Start of RECORDS TO PROCESS

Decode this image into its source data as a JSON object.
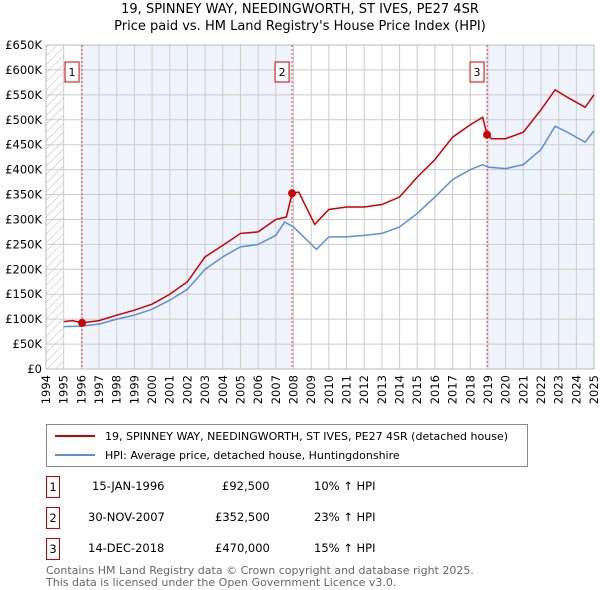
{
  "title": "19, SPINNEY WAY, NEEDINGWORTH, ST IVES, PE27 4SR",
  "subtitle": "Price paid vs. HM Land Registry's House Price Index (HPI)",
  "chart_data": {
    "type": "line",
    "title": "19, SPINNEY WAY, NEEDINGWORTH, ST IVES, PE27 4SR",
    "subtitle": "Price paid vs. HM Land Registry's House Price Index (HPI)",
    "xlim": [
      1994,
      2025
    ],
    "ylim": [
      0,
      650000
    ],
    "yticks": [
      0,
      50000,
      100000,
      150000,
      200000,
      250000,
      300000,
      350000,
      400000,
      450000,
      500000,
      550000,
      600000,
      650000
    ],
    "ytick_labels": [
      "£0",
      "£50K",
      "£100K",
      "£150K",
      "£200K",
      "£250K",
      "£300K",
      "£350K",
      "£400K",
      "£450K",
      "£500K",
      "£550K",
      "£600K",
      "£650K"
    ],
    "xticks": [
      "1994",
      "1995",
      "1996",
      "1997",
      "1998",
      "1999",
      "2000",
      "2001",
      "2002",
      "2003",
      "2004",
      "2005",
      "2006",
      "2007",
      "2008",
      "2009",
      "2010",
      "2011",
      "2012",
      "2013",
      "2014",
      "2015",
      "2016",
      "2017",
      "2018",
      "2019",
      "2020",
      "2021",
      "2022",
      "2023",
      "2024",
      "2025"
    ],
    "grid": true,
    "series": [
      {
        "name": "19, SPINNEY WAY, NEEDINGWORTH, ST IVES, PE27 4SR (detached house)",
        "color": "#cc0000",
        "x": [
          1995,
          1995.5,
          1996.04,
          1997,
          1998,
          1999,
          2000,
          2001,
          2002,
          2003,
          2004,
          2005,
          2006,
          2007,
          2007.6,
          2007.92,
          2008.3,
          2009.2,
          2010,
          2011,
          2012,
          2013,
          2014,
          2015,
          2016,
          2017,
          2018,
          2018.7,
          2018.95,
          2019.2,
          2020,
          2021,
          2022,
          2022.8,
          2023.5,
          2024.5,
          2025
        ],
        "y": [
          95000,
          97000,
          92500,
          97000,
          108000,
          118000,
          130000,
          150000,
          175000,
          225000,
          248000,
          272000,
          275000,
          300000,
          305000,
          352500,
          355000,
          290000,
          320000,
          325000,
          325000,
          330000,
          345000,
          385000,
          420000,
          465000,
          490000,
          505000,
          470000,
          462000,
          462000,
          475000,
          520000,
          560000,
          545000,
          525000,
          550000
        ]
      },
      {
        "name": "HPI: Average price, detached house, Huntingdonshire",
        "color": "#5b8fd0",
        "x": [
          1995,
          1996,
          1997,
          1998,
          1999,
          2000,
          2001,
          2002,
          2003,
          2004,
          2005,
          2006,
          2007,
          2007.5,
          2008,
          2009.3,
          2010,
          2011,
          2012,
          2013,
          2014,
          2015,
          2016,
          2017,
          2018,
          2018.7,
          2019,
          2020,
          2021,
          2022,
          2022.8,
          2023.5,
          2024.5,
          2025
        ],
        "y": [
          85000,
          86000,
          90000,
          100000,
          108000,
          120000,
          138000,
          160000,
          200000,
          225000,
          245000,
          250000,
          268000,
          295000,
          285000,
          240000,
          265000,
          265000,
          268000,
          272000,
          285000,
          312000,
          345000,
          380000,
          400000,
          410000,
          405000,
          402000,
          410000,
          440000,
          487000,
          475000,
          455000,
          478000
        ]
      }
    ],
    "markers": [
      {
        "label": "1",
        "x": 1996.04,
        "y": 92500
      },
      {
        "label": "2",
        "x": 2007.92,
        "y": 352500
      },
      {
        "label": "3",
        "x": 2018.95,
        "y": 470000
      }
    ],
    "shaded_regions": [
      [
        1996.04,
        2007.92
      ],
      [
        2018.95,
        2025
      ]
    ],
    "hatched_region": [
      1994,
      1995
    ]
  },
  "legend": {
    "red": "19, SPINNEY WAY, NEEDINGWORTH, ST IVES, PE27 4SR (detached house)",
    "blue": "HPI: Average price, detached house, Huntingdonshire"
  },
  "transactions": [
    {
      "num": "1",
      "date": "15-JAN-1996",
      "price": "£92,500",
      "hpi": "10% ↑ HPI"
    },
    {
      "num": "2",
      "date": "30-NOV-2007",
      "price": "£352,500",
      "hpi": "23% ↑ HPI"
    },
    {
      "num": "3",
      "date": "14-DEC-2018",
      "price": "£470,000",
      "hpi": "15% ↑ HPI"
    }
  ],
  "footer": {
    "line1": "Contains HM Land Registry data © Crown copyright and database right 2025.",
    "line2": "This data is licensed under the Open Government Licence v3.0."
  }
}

End of RECORDS TO PROCESS
Start of RECORDS TO PROCESS

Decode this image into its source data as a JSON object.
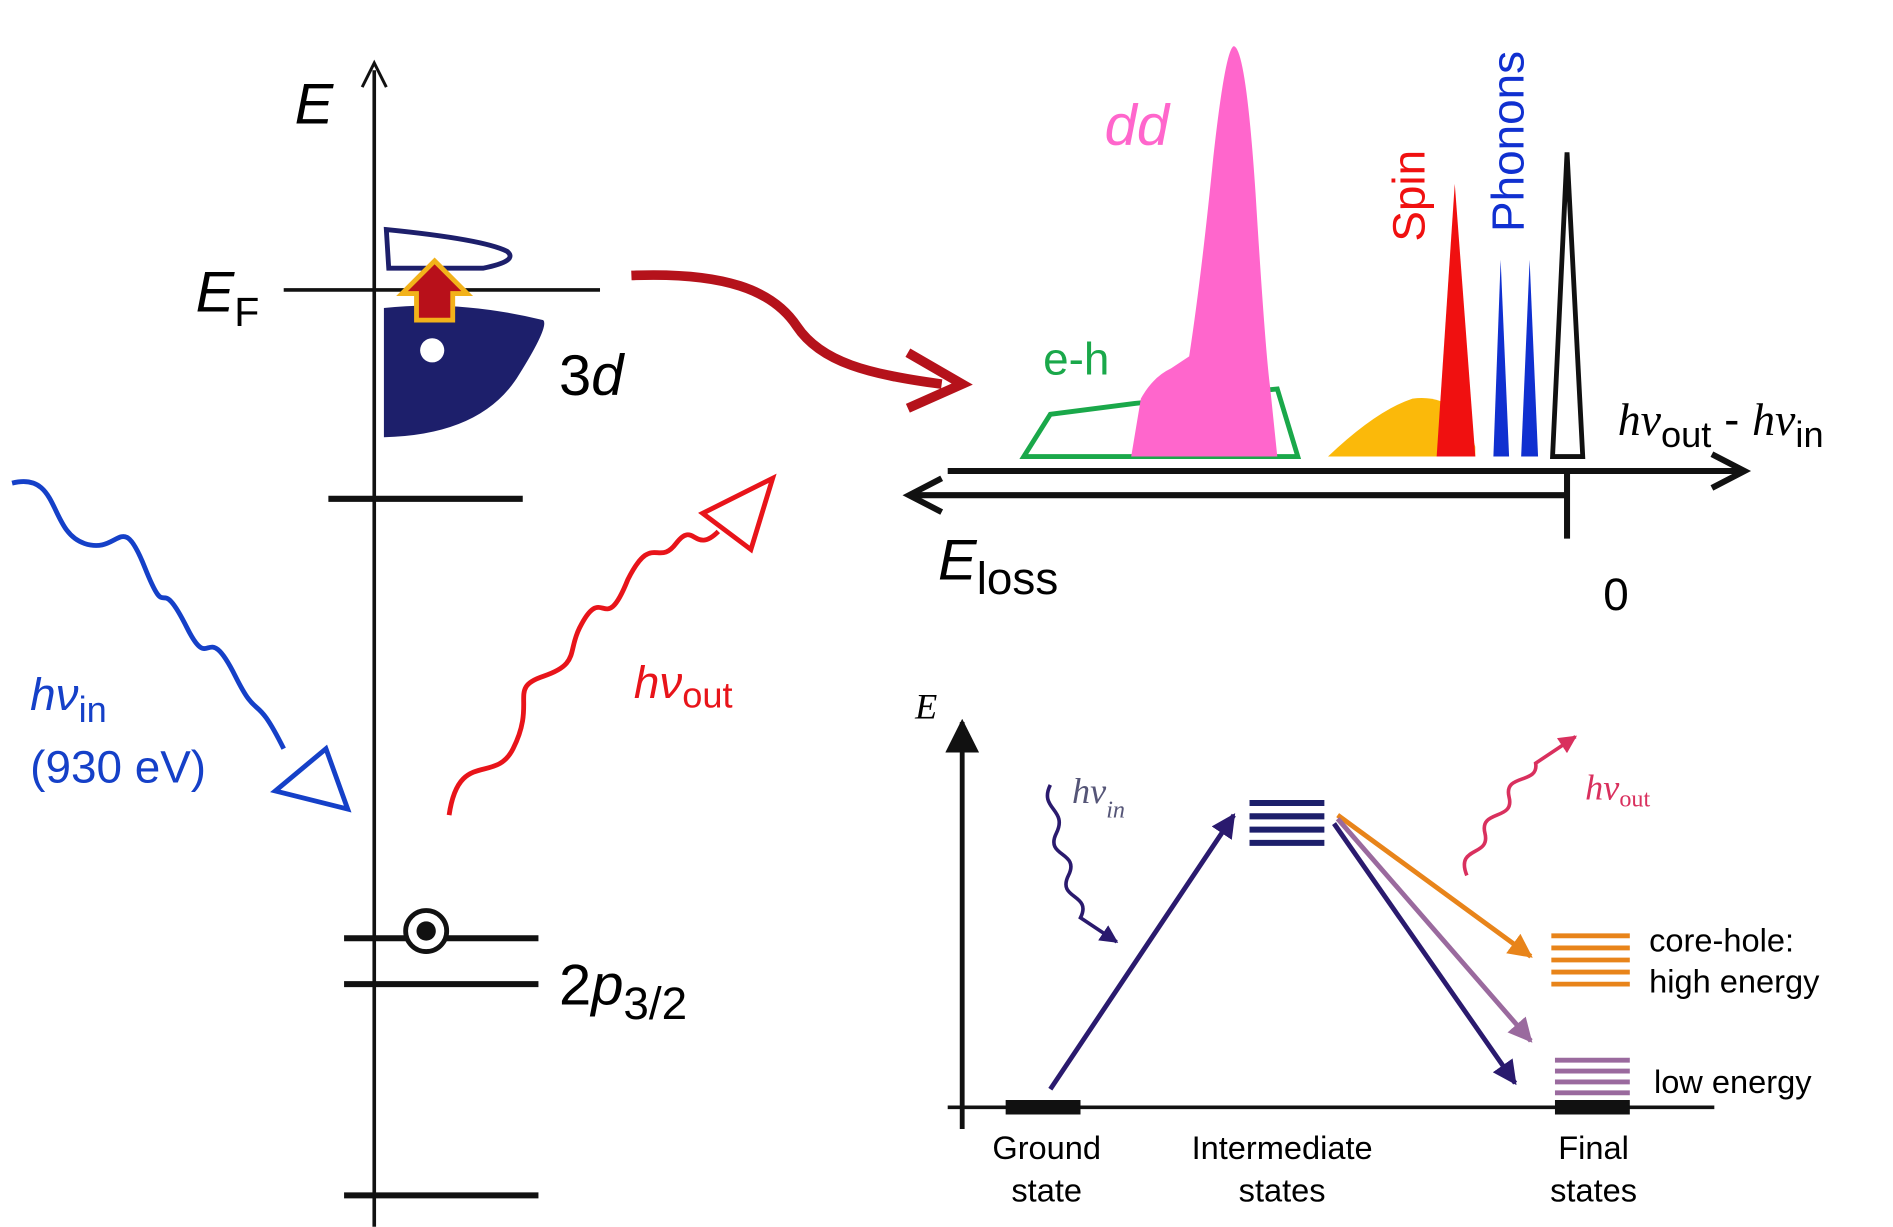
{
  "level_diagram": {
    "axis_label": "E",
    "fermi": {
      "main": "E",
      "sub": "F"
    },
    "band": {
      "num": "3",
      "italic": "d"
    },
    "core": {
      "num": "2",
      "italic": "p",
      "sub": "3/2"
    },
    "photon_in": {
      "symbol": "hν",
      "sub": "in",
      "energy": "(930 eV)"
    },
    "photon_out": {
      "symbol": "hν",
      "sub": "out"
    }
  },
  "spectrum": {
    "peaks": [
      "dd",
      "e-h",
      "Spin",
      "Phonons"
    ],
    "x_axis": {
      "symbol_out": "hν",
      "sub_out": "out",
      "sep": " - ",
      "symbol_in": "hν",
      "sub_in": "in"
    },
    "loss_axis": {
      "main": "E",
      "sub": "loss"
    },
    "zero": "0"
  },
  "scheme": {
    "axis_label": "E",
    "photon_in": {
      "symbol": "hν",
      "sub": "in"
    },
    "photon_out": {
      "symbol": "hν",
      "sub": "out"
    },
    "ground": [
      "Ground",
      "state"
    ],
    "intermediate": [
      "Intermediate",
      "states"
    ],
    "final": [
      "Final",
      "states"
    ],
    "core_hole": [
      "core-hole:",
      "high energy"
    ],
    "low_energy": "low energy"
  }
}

End of RECORDS TO PROCESS

__DO THIS__: Count how many lines of the listing above include "paid" and report that number alone.

__THE ANSWER__: 2